Present each line of the entries below that holds the word "Stay".

----

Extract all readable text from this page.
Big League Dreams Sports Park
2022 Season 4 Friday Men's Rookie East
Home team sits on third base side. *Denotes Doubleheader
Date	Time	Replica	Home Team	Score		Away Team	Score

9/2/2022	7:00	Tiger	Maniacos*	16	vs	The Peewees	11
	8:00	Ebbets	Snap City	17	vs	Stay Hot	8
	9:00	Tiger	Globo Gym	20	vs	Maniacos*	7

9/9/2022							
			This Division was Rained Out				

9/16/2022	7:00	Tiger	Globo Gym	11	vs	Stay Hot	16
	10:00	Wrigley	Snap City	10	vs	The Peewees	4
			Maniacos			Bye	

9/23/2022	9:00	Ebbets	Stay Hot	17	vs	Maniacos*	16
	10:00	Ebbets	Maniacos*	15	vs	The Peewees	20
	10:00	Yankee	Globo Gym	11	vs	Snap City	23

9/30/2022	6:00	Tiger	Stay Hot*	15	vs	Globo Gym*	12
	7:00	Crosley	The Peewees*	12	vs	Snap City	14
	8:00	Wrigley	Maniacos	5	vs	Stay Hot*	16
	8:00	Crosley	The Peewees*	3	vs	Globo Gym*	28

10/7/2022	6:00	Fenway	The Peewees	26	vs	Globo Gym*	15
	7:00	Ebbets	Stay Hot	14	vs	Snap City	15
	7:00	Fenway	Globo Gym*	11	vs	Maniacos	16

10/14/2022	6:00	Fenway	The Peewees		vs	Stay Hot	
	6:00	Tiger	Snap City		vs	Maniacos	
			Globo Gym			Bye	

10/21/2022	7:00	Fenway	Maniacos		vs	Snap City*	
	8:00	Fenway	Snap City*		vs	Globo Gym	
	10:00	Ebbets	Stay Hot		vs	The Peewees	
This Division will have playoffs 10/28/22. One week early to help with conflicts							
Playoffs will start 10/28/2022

----

* [RESULT OF THE EXERCISE]
	8:00	Ebbets	Snap City	17	vs	Stay Hot	8
9/16/2022	7:00	Tiger	Globo Gym	11	vs	Stay Hot	16
9/23/2022	9:00	Ebbets	Stay Hot	17	vs	Maniacos*	16
9/30/2022	6:00	Tiger	Stay Hot*	15	vs	Globo Gym*	12
	8:00	Wrigley	Maniacos	5	vs	Stay Hot*	16
	7:00	Ebbets	Stay Hot	14	vs	Snap City	15
10/14/2022	6:00	Fenway	The Peewees		vs	Stay Hot	
	10:00	Ebbets	Stay Hot		vs	The Peewees	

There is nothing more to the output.